=== Aim ===
Please give the listing again in its entirety, exactly as written.
>> start Provided information
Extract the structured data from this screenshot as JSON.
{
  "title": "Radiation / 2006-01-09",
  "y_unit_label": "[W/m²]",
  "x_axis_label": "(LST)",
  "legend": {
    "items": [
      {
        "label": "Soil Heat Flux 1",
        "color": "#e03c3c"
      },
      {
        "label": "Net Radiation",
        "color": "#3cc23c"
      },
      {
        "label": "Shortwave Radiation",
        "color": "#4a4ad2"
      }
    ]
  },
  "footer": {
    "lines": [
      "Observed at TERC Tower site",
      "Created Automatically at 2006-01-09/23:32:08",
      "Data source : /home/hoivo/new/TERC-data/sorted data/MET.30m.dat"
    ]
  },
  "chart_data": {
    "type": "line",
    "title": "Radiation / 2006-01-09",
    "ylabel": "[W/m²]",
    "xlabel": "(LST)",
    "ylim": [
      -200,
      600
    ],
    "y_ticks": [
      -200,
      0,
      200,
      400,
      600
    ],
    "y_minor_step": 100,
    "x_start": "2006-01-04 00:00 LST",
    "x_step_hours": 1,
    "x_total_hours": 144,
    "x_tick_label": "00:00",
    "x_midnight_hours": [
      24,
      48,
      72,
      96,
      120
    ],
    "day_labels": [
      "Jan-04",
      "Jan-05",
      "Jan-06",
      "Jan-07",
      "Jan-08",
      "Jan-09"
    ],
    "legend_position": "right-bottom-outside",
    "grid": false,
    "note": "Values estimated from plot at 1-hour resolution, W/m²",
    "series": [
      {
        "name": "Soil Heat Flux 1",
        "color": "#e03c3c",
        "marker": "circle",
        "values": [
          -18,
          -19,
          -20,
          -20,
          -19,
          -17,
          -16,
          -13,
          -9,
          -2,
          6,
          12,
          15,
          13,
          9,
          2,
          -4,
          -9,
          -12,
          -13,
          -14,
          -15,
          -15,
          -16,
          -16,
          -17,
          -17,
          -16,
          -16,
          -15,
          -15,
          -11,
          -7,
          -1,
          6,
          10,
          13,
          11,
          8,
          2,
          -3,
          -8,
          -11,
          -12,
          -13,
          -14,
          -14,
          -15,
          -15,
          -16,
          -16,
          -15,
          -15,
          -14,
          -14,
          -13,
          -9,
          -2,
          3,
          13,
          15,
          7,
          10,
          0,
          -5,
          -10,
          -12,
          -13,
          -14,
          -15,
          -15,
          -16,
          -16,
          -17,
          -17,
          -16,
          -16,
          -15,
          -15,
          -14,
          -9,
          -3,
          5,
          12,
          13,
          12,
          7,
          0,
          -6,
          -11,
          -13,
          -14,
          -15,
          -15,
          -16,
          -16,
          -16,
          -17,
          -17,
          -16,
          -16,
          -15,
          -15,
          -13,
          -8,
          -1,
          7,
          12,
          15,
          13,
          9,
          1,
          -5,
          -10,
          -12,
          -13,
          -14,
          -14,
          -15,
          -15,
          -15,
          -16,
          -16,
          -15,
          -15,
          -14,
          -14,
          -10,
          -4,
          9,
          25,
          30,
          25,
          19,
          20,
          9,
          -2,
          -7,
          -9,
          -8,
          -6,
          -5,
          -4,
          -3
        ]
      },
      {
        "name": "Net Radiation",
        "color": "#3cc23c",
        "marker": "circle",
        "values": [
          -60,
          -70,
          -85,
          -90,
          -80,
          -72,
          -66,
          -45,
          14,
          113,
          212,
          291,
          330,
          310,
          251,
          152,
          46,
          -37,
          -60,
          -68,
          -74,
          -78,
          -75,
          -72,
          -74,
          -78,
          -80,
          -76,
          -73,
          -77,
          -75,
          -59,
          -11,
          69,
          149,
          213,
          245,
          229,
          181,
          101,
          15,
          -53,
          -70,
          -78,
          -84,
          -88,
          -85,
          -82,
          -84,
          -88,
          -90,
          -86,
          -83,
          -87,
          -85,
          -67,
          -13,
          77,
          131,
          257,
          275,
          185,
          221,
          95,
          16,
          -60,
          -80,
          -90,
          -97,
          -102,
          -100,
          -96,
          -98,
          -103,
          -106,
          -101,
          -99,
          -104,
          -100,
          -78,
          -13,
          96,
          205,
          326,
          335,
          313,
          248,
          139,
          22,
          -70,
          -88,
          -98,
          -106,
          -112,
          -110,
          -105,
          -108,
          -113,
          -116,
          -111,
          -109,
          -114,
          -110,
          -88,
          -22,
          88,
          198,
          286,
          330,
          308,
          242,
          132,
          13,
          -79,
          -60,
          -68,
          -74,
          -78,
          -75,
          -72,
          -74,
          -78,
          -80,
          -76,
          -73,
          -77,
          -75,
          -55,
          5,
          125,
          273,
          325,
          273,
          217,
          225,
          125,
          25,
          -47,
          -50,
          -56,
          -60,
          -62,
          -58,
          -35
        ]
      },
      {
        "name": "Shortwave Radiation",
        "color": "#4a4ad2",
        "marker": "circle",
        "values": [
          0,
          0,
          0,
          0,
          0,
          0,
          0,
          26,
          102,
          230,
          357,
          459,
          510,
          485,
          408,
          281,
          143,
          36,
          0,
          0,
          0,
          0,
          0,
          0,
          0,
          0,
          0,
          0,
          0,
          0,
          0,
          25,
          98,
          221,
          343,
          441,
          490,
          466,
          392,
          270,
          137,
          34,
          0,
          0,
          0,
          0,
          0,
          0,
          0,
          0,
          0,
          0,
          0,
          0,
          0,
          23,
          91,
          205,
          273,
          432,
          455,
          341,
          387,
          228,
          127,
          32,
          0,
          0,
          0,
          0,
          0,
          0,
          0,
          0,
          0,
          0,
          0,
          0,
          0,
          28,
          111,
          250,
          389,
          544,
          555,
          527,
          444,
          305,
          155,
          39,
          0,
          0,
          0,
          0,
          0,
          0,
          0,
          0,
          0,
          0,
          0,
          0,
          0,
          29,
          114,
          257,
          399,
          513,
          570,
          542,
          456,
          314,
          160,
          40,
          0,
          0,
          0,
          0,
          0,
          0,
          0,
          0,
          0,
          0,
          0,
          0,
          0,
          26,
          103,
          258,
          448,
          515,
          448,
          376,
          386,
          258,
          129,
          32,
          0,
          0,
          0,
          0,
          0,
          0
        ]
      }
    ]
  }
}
>> end Provided information
=== Answer to this problem ===
Extract the structured data from this screenshot as JSON.
{
  "title": "Radiation / 2006-01-09",
  "y_unit_label": "[W/m²]",
  "x_axis_label": "(LST)",
  "legend": {
    "items": [
      {
        "label": "Soil Heat Flux 1",
        "color": "#e03c3c"
      },
      {
        "label": "Net Radiation",
        "color": "#3cc23c"
      },
      {
        "label": "Shortwave Radiation",
        "color": "#4a4ad2"
      }
    ]
  },
  "footer": {
    "lines": [
      "Observed at TERC Tower site",
      "Created Automatically at 2006-01-09/23:32:08",
      "Data source : /home/hoivo/new/TERC-data/sorted data/MET.30m.dat"
    ]
  },
  "chart_data": {
    "type": "line",
    "title": "Radiation / 2006-01-09",
    "ylabel": "[W/m²]",
    "xlabel": "(LST)",
    "ylim": [
      -200,
      600
    ],
    "y_ticks": [
      -200,
      0,
      200,
      400,
      600
    ],
    "y_minor_step": 100,
    "x_start": "2006-01-04 00:00 LST",
    "x_step_hours": 1,
    "x_total_hours": 144,
    "x_tick_label": "00:00",
    "x_midnight_hours": [
      24,
      48,
      72,
      96,
      120
    ],
    "day_labels": [
      "Jan-04",
      "Jan-05",
      "Jan-06",
      "Jan-07",
      "Jan-08",
      "Jan-09"
    ],
    "legend_position": "right-bottom-outside",
    "grid": false,
    "note": "Values estimated from plot at 1-hour resolution, W/m²",
    "series": [
      {
        "name": "Soil Heat Flux 1",
        "color": "#e03c3c",
        "marker": "circle",
        "values": [
          -18,
          -19,
          -20,
          -20,
          -19,
          -17,
          -16,
          -13,
          -9,
          -2,
          6,
          12,
          15,
          13,
          9,
          2,
          -4,
          -9,
          -12,
          -13,
          -14,
          -15,
          -15,
          -16,
          -16,
          -17,
          -17,
          -16,
          -16,
          -15,
          -15,
          -11,
          -7,
          -1,
          6,
          10,
          13,
          11,
          8,
          2,
          -3,
          -8,
          -11,
          -12,
          -13,
          -14,
          -14,
          -15,
          -15,
          -16,
          -16,
          -15,
          -15,
          -14,
          -14,
          -13,
          -9,
          -2,
          3,
          13,
          15,
          7,
          10,
          0,
          -5,
          -10,
          -12,
          -13,
          -14,
          -15,
          -15,
          -16,
          -16,
          -17,
          -17,
          -16,
          -16,
          -15,
          -15,
          -14,
          -9,
          -3,
          5,
          12,
          13,
          12,
          7,
          0,
          -6,
          -11,
          -13,
          -14,
          -15,
          -15,
          -16,
          -16,
          -16,
          -17,
          -17,
          -16,
          -16,
          -15,
          -15,
          -13,
          -8,
          -1,
          7,
          12,
          15,
          13,
          9,
          1,
          -5,
          -10,
          -12,
          -13,
          -14,
          -14,
          -15,
          -15,
          -15,
          -16,
          -16,
          -15,
          -15,
          -14,
          -14,
          -10,
          -4,
          9,
          25,
          30,
          25,
          19,
          20,
          9,
          -2,
          -7,
          -9,
          -8,
          -6,
          -5,
          -4,
          -3
        ]
      },
      {
        "name": "Net Radiation",
        "color": "#3cc23c",
        "marker": "circle",
        "values": [
          -60,
          -70,
          -85,
          -90,
          -80,
          -72,
          -66,
          -45,
          14,
          113,
          212,
          291,
          330,
          310,
          251,
          152,
          46,
          -37,
          -60,
          -68,
          -74,
          -78,
          -75,
          -72,
          -74,
          -78,
          -80,
          -76,
          -73,
          -77,
          -75,
          -59,
          -11,
          69,
          149,
          213,
          245,
          229,
          181,
          101,
          15,
          -53,
          -70,
          -78,
          -84,
          -88,
          -85,
          -82,
          -84,
          -88,
          -90,
          -86,
          -83,
          -87,
          -85,
          -67,
          -13,
          77,
          131,
          257,
          275,
          185,
          221,
          95,
          16,
          -60,
          -80,
          -90,
          -97,
          -102,
          -100,
          -96,
          -98,
          -103,
          -106,
          -101,
          -99,
          -104,
          -100,
          -78,
          -13,
          96,
          205,
          326,
          335,
          313,
          248,
          139,
          22,
          -70,
          -88,
          -98,
          -106,
          -112,
          -110,
          -105,
          -108,
          -113,
          -116,
          -111,
          -109,
          -114,
          -110,
          -88,
          -22,
          88,
          198,
          286,
          330,
          308,
          242,
          132,
          13,
          -79,
          -60,
          -68,
          -74,
          -78,
          -75,
          -72,
          -74,
          -78,
          -80,
          -76,
          -73,
          -77,
          -75,
          -55,
          5,
          125,
          273,
          325,
          273,
          217,
          225,
          125,
          25,
          -47,
          -50,
          -56,
          -60,
          -62,
          -58,
          -35
        ]
      },
      {
        "name": "Shortwave Radiation",
        "color": "#4a4ad2",
        "marker": "circle",
        "values": [
          0,
          0,
          0,
          0,
          0,
          0,
          0,
          26,
          102,
          230,
          357,
          459,
          510,
          485,
          408,
          281,
          143,
          36,
          0,
          0,
          0,
          0,
          0,
          0,
          0,
          0,
          0,
          0,
          0,
          0,
          0,
          25,
          98,
          221,
          343,
          441,
          490,
          466,
          392,
          270,
          137,
          34,
          0,
          0,
          0,
          0,
          0,
          0,
          0,
          0,
          0,
          0,
          0,
          0,
          0,
          23,
          91,
          205,
          273,
          432,
          455,
          341,
          387,
          228,
          127,
          32,
          0,
          0,
          0,
          0,
          0,
          0,
          0,
          0,
          0,
          0,
          0,
          0,
          0,
          28,
          111,
          250,
          389,
          544,
          555,
          527,
          444,
          305,
          155,
          39,
          0,
          0,
          0,
          0,
          0,
          0,
          0,
          0,
          0,
          0,
          0,
          0,
          0,
          29,
          114,
          257,
          399,
          513,
          570,
          542,
          456,
          314,
          160,
          40,
          0,
          0,
          0,
          0,
          0,
          0,
          0,
          0,
          0,
          0,
          0,
          0,
          0,
          26,
          103,
          258,
          448,
          515,
          448,
          376,
          386,
          258,
          129,
          32,
          0,
          0,
          0,
          0,
          0,
          0
        ]
      }
    ]
  }
}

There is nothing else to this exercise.